- [JOB] Print the listing below verbatim, line for line.
::::::::::
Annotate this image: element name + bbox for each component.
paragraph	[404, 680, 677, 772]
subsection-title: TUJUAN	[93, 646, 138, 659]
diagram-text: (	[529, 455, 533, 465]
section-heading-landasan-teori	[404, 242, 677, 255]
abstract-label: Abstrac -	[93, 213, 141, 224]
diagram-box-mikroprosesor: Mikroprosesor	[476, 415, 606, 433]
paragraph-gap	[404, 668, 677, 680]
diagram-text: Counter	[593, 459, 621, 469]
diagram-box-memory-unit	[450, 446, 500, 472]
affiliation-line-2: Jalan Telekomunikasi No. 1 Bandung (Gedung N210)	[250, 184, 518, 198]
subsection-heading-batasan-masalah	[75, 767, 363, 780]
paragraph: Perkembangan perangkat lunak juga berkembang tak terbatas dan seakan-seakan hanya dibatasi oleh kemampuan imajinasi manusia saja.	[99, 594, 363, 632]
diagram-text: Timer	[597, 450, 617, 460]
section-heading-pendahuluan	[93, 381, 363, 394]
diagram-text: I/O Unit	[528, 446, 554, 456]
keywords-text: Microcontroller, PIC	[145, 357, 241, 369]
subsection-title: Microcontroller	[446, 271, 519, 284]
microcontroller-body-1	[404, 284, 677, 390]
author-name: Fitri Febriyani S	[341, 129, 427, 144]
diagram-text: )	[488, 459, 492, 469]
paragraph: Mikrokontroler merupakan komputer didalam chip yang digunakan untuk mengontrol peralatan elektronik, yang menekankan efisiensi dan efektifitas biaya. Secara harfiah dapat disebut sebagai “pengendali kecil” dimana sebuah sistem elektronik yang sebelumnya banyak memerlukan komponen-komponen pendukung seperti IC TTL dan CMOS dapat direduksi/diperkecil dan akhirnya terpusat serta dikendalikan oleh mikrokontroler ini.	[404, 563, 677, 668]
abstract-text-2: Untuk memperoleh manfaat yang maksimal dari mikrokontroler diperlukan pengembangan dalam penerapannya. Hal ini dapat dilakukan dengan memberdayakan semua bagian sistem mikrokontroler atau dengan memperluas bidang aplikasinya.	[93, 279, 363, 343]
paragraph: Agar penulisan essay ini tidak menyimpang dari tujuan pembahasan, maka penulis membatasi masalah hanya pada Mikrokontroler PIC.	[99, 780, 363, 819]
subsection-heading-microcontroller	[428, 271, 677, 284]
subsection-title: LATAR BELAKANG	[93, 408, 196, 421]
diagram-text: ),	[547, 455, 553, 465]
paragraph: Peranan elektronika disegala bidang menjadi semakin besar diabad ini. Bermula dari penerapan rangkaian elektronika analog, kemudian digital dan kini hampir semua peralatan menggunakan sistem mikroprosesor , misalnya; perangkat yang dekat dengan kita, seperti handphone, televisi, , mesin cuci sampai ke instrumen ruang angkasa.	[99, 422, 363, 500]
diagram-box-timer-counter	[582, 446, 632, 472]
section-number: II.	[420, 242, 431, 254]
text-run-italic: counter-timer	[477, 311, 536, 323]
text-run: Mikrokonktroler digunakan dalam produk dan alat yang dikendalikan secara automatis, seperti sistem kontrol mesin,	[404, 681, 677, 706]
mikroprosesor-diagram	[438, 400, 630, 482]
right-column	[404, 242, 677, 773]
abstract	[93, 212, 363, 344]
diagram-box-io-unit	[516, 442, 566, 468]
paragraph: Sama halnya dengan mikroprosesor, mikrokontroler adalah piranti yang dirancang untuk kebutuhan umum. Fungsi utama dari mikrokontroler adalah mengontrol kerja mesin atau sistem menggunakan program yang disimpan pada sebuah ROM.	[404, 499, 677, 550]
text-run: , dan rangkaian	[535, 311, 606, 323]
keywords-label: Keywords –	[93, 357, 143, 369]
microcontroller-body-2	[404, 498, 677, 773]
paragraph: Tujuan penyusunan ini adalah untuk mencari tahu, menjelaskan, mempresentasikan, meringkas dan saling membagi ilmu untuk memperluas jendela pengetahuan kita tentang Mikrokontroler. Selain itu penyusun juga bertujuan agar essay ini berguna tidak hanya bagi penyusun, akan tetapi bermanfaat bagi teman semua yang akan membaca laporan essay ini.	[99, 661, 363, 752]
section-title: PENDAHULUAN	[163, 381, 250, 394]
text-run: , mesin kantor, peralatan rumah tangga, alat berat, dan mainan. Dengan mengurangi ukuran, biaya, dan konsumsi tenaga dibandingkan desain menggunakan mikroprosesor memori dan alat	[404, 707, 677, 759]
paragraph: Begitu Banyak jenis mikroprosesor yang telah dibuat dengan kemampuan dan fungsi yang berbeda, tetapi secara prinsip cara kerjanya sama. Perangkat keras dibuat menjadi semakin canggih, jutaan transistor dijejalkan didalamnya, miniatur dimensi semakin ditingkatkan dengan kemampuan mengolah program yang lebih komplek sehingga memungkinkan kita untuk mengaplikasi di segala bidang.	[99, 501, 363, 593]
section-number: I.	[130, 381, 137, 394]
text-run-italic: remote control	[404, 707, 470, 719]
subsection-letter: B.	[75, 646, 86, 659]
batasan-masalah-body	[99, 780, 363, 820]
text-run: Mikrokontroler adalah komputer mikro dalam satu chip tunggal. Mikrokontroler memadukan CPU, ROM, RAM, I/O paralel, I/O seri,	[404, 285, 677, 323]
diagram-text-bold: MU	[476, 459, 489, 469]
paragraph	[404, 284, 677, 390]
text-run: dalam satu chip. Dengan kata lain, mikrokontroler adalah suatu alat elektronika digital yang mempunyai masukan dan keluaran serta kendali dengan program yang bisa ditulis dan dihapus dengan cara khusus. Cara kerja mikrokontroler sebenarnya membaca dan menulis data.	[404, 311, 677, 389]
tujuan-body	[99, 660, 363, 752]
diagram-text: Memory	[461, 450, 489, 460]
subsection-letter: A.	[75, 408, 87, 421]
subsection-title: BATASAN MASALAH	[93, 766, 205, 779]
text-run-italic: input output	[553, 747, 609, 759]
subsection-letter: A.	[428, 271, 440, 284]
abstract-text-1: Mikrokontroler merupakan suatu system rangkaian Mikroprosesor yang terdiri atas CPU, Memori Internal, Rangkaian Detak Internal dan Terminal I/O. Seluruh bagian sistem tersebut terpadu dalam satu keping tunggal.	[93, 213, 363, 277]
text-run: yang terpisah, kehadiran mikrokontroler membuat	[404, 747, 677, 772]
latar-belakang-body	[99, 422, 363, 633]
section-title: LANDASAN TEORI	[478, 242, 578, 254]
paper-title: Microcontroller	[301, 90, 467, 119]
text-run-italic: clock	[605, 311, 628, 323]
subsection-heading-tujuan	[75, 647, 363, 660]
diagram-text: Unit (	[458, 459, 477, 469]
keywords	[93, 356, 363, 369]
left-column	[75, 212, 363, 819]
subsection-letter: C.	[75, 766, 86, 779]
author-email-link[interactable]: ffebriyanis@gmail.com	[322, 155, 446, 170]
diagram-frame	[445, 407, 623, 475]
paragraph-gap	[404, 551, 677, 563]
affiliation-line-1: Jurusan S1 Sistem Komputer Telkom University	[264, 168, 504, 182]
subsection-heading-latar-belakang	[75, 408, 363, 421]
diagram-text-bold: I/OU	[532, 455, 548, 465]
::::::::::
- [RESULT OF THIS EXERCISE]
Annotate this image: element name + bbox for each component.
paragraph	[404, 680, 677, 772]
subsection-title: TUJUAN	[93, 646, 138, 659]
diagram-text: (	[529, 455, 533, 465]
section-heading-landasan-teori	[404, 242, 677, 255]
abstract-label: Abstrac -	[93, 213, 141, 224]
diagram-box-mikroprosesor: Mikroprosesor	[476, 415, 606, 433]
paragraph-gap	[404, 668, 677, 680]
diagram-text: Counter	[593, 459, 621, 469]
diagram-box-memory-unit	[450, 446, 500, 472]
affiliation-line-2: Jalan Telekomunikasi No. 1 Bandung (Gedung N210)	[250, 184, 518, 198]
subsection-heading-batasan-masalah	[75, 767, 363, 780]
paragraph: Perkembangan perangkat lunak juga berkembang tak terbatas dan seakan-seakan hanya dibatasi oleh kemampuan imajinasi manusia saja.	[99, 594, 363, 632]
diagram-text: Timer	[597, 450, 617, 460]
section-heading-pendahuluan	[93, 381, 363, 394]
diagram-text: I/O Unit	[528, 446, 554, 456]
keywords-text: Microcontroller, PIC	[145, 357, 241, 369]
subsection-title: Microcontroller	[446, 271, 519, 284]
microcontroller-body-1	[404, 284, 677, 390]
author-name: Fitri Febriyani S	[341, 129, 427, 144]
diagram-text: )	[488, 459, 492, 469]
paragraph: Mikrokontroler merupakan komputer didalam chip yang digunakan untuk mengontrol peralatan elektronik, yang menekankan efisiensi dan efektifitas biaya. Secara harfiah dapat disebut sebagai “pengendali kecil” dimana sebuah sistem elektronik yang sebelumnya banyak memerlukan komponen-komponen pendukung seperti IC TTL dan CMOS dapat direduksi/diperkecil dan akhirnya terpusat serta dikendalikan oleh mikrokontroler ini.	[404, 563, 677, 668]
abstract-text-2: Untuk memperoleh manfaat yang maksimal dari mikrokontroler diperlukan pengembangan dalam penerapannya. Hal ini dapat dilakukan dengan memberdayakan semua bagian sistem mikrokontroler atau dengan memperluas bidang aplikasinya.	[93, 279, 363, 343]
paragraph: Agar penulisan essay ini tidak menyimpang dari tujuan pembahasan, maka penulis membatasi masalah hanya pada Mikrokontroler PIC.	[99, 780, 363, 819]
subsection-heading-microcontroller	[428, 271, 677, 284]
subsection-title: LATAR BELAKANG	[93, 408, 196, 421]
diagram-text: ),	[547, 455, 553, 465]
paragraph: Peranan elektronika disegala bidang menjadi semakin besar diabad ini. Bermula dari penerapan rangkaian elektronika analog, kemudian digital dan kini hampir semua peralatan menggunakan sistem mikroprosesor , misalnya; perangkat yang dekat dengan kita, seperti handphone, televisi, , mesin cuci sampai ke instrumen ruang angkasa.	[99, 422, 363, 500]
diagram-box-timer-counter	[582, 446, 632, 472]
section-number: II.	[420, 242, 431, 254]
text-run-italic: counter-timer	[477, 311, 536, 323]
text-run: Mikrokonktroler digunakan dalam produk dan alat yang dikendalikan secara automatis, seperti sistem kontrol mesin,	[404, 681, 677, 706]
mikroprosesor-diagram	[438, 400, 630, 482]
right-column	[404, 242, 677, 773]
abstract	[93, 212, 363, 344]
diagram-box-io-unit	[516, 442, 566, 468]
paragraph: Sama halnya dengan mikroprosesor, mikrokontroler adalah piranti yang dirancang untuk kebutuhan umum. Fungsi utama dari mikrokontroler adalah mengontrol kerja mesin atau sistem menggunakan program yang disimpan pada sebuah ROM.	[404, 499, 677, 550]
text-run: , dan rangkaian	[535, 311, 606, 323]
keywords-label: Keywords –	[93, 357, 143, 369]
microcontroller-body-2	[404, 498, 677, 773]
paragraph: Tujuan penyusunan ini adalah untuk mencari tahu, menjelaskan, mempresentasikan, meringkas dan saling membagi ilmu untuk memperluas jendela pengetahuan kita tentang Mikrokontroler. Selain itu penyusun juga bertujuan agar essay ini berguna tidak hanya bagi penyusun, akan tetapi bermanfaat bagi teman semua yang akan membaca laporan essay ini.	[99, 661, 363, 752]
section-title: PENDAHULUAN	[163, 381, 250, 394]
text-run: , mesin kantor, peralatan rumah tangga, alat berat, dan mainan. Dengan mengurangi ukuran, biaya, dan konsumsi tenaga dibandingkan desain menggunakan mikroprosesor memori dan alat	[404, 707, 677, 759]
paragraph: Begitu Banyak jenis mikroprosesor yang telah dibuat dengan kemampuan dan fungsi yang berbeda, tetapi secara prinsip cara kerjanya sama. Perangkat keras dibuat menjadi semakin canggih, jutaan transistor dijejalkan didalamnya, miniatur dimensi semakin ditingkatkan dengan kemampuan mengolah program yang lebih komplek sehingga memungkinkan kita untuk mengaplikasi di segala bidang.	[99, 501, 363, 593]
section-number: I.	[130, 381, 137, 394]
text-run-italic: remote control	[404, 707, 470, 719]
subsection-letter: B.	[75, 646, 86, 659]
batasan-masalah-body	[99, 780, 363, 820]
text-run: Mikrokontroler adalah komputer mikro dalam satu chip tunggal. Mikrokontroler memadukan CPU, ROM, RAM, I/O paralel, I/O seri,	[404, 285, 677, 323]
diagram-text-bold: MU	[476, 459, 489, 469]
paragraph	[404, 284, 677, 390]
text-run: dalam satu chip. Dengan kata lain, mikrokontroler adalah suatu alat elektronika digital yang mempunyai masukan dan keluaran serta kendali dengan program yang bisa ditulis dan dihapus dengan cara khusus. Cara kerja mikrokontroler sebenarnya membaca dan menulis data.	[404, 311, 677, 389]
tujuan-body	[99, 660, 363, 752]
diagram-text: Memory	[461, 450, 489, 460]
subsection-letter: A.	[75, 408, 87, 421]
subsection-title: BATASAN MASALAH	[93, 766, 205, 779]
text-run-italic: input output	[553, 747, 609, 759]
subsection-letter: A.	[428, 271, 440, 284]
abstract-text-1: Mikrokontroler merupakan suatu system rangkaian Mikroprosesor yang terdiri atas CPU, Memori Internal, Rangkaian Detak Internal dan Terminal I/O. Seluruh bagian sistem tersebut terpadu dalam satu keping tunggal.	[93, 213, 363, 277]
text-run: yang terpisah, kehadiran mikrokontroler membuat	[404, 747, 677, 772]
latar-belakang-body	[99, 422, 363, 633]
section-title: LANDASAN TEORI	[478, 242, 578, 254]
paper-title: Microcontroller	[301, 90, 467, 119]
text-run-italic: clock	[605, 311, 628, 323]
subsection-heading-tujuan	[75, 647, 363, 660]
diagram-text: Unit (	[458, 459, 477, 469]
keywords	[93, 356, 363, 369]
left-column	[75, 212, 363, 819]
subsection-letter: C.	[75, 766, 86, 779]
author-email-link[interactable]: ffebriyanis@gmail.com	[322, 155, 446, 170]
diagram-frame	[445, 407, 623, 475]
paragraph-gap	[404, 551, 677, 563]
affiliation-line-1: Jurusan S1 Sistem Komputer Telkom University	[264, 168, 504, 182]
subsection-heading-latar-belakang	[75, 408, 363, 421]
diagram-text-bold: I/OU	[532, 455, 548, 465]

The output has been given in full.